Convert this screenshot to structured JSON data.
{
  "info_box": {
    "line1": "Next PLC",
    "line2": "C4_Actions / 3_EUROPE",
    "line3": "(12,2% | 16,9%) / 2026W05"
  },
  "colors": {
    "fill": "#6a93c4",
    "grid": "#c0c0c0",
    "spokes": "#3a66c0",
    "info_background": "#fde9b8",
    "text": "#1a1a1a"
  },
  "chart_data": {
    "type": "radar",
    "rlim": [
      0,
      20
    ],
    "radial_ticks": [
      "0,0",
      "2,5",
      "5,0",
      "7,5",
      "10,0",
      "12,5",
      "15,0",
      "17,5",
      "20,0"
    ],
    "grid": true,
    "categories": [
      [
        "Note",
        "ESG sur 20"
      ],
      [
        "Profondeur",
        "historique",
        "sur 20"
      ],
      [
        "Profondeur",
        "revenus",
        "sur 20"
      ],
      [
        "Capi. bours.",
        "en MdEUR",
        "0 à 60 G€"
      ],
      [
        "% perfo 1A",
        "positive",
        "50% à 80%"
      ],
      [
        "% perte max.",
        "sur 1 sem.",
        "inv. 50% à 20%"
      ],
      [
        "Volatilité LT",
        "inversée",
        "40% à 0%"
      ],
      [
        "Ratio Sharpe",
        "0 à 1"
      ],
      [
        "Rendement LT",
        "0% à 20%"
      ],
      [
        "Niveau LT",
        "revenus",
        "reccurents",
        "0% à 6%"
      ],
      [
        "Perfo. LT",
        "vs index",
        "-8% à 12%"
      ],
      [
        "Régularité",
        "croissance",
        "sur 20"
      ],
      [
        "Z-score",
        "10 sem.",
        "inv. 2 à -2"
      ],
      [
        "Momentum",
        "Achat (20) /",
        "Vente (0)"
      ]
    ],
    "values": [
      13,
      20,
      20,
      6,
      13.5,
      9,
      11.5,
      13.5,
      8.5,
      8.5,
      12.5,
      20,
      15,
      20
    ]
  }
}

• _Short task_: Emit the records above again, exactly, with no line skipped.

• _Answer for this exercise_:
Convert this screenshot to structured JSON data.
{
  "info_box": {
    "line1": "Next PLC",
    "line2": "C4_Actions / 3_EUROPE",
    "line3": "(12,2% | 16,9%) / 2026W05"
  },
  "colors": {
    "fill": "#6a93c4",
    "grid": "#c0c0c0",
    "spokes": "#3a66c0",
    "info_background": "#fde9b8",
    "text": "#1a1a1a"
  },
  "chart_data": {
    "type": "radar",
    "rlim": [
      0,
      20
    ],
    "radial_ticks": [
      "0,0",
      "2,5",
      "5,0",
      "7,5",
      "10,0",
      "12,5",
      "15,0",
      "17,5",
      "20,0"
    ],
    "grid": true,
    "categories": [
      [
        "Note",
        "ESG sur 20"
      ],
      [
        "Profondeur",
        "historique",
        "sur 20"
      ],
      [
        "Profondeur",
        "revenus",
        "sur 20"
      ],
      [
        "Capi. bours.",
        "en MdEUR",
        "0 à 60 G€"
      ],
      [
        "% perfo 1A",
        "positive",
        "50% à 80%"
      ],
      [
        "% perte max.",
        "sur 1 sem.",
        "inv. 50% à 20%"
      ],
      [
        "Volatilité LT",
        "inversée",
        "40% à 0%"
      ],
      [
        "Ratio Sharpe",
        "0 à 1"
      ],
      [
        "Rendement LT",
        "0% à 20%"
      ],
      [
        "Niveau LT",
        "revenus",
        "reccurents",
        "0% à 6%"
      ],
      [
        "Perfo. LT",
        "vs index",
        "-8% à 12%"
      ],
      [
        "Régularité",
        "croissance",
        "sur 20"
      ],
      [
        "Z-score",
        "10 sem.",
        "inv. 2 à -2"
      ],
      [
        "Momentum",
        "Achat (20) /",
        "Vente (0)"
      ]
    ],
    "values": [
      13,
      20,
      20,
      6,
      13.5,
      9,
      11.5,
      13.5,
      8.5,
      8.5,
      12.5,
      20,
      15,
      20
    ]
  }
}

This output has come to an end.